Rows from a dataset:
┄┄┄┄┄┄
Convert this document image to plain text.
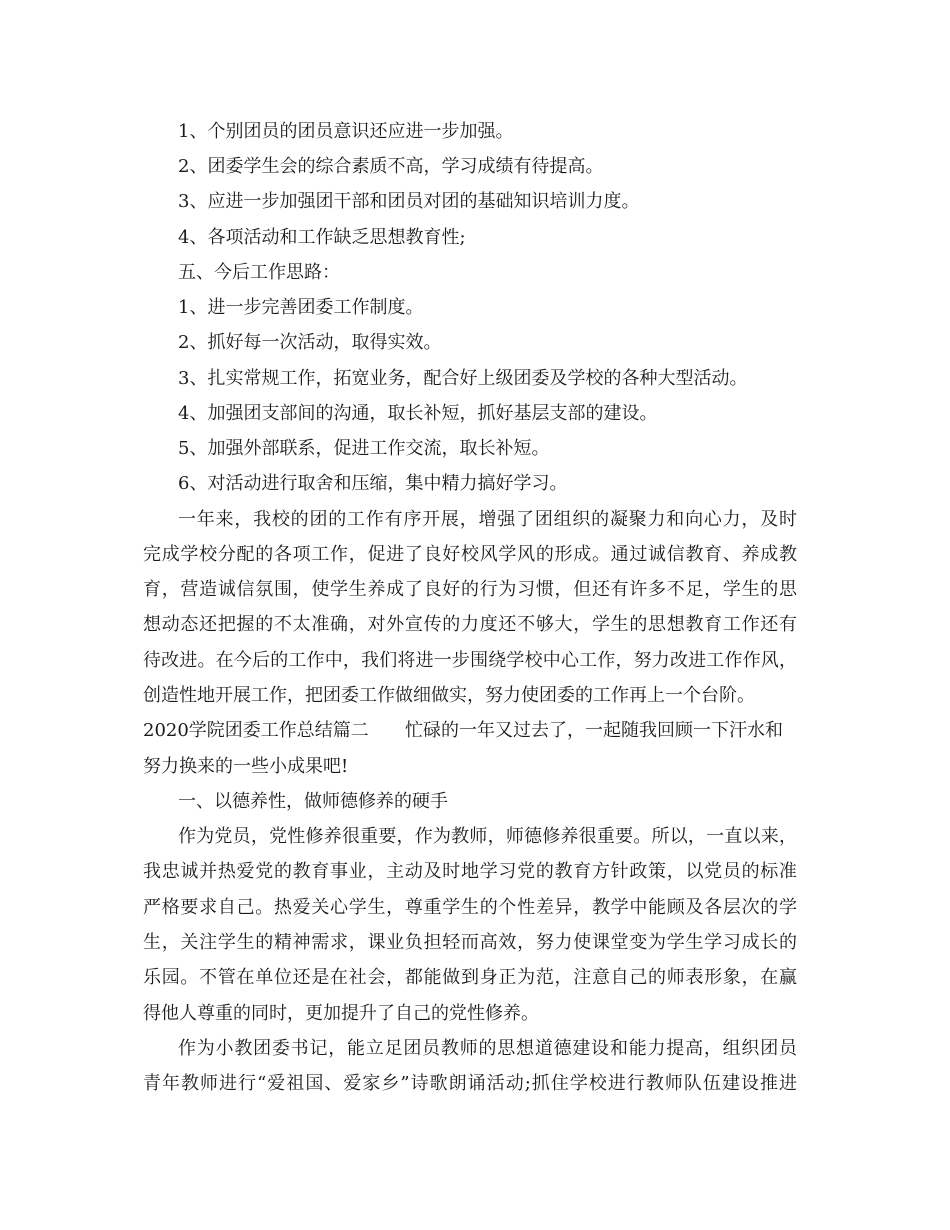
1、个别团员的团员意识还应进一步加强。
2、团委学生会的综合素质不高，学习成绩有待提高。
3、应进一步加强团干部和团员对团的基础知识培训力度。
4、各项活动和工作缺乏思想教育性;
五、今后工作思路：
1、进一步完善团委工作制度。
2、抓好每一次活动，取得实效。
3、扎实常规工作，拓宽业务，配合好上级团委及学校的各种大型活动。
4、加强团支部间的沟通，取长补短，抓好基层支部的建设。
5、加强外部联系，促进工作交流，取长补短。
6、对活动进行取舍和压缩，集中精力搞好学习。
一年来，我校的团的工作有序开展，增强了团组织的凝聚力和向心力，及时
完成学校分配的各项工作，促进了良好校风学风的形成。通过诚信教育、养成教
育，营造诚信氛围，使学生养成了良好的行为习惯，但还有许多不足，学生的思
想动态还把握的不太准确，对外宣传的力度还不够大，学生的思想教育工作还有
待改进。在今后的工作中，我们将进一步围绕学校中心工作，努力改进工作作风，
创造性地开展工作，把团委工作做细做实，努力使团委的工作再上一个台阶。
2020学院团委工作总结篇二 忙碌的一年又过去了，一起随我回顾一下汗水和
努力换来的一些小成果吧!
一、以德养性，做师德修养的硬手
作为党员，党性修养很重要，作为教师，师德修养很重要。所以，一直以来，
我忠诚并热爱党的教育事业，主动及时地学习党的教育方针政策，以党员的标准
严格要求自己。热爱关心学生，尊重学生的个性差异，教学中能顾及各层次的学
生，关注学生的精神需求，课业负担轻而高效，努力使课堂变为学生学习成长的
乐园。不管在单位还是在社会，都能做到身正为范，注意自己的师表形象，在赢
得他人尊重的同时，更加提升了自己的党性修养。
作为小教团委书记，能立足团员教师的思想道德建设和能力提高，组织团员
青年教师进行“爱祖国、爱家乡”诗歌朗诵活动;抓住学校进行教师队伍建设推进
┄┄┄┄┄┄
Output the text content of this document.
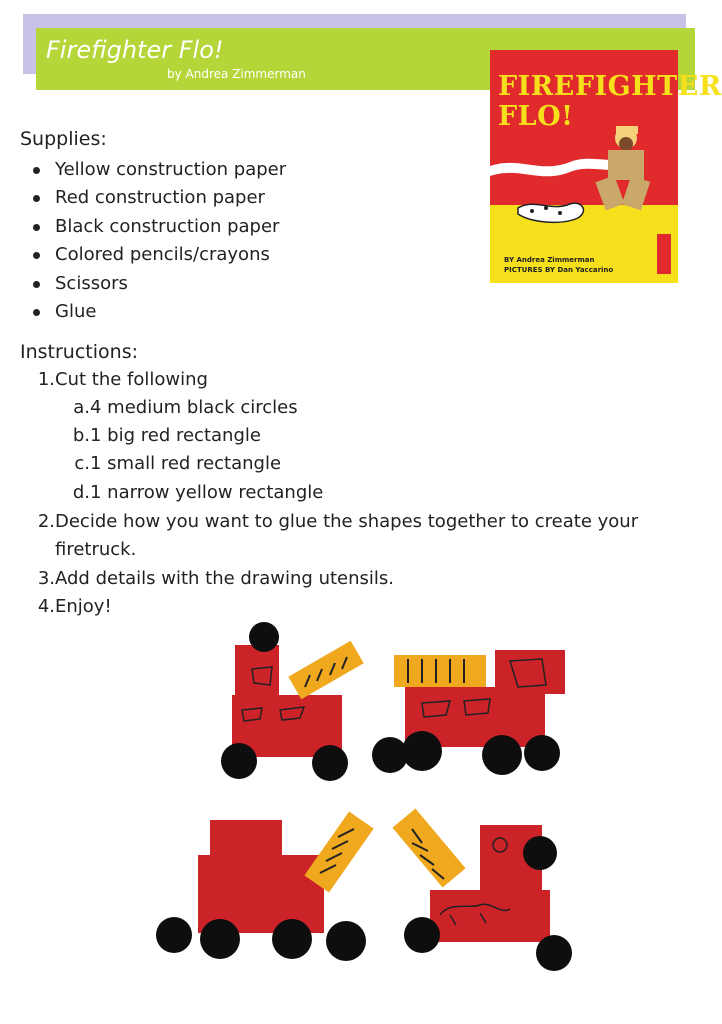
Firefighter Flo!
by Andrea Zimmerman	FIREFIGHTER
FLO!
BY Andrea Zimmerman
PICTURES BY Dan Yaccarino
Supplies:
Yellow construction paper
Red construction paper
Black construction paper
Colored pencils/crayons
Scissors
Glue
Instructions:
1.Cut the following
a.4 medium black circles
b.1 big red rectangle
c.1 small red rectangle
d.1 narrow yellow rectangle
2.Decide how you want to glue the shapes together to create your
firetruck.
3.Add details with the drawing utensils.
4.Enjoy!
┄┄┄┄┄┄
> What you need to do
Go through the listing above and list every line that has the word "document".

> Output below
Convert this document image to plain text.
Output the text content of this document.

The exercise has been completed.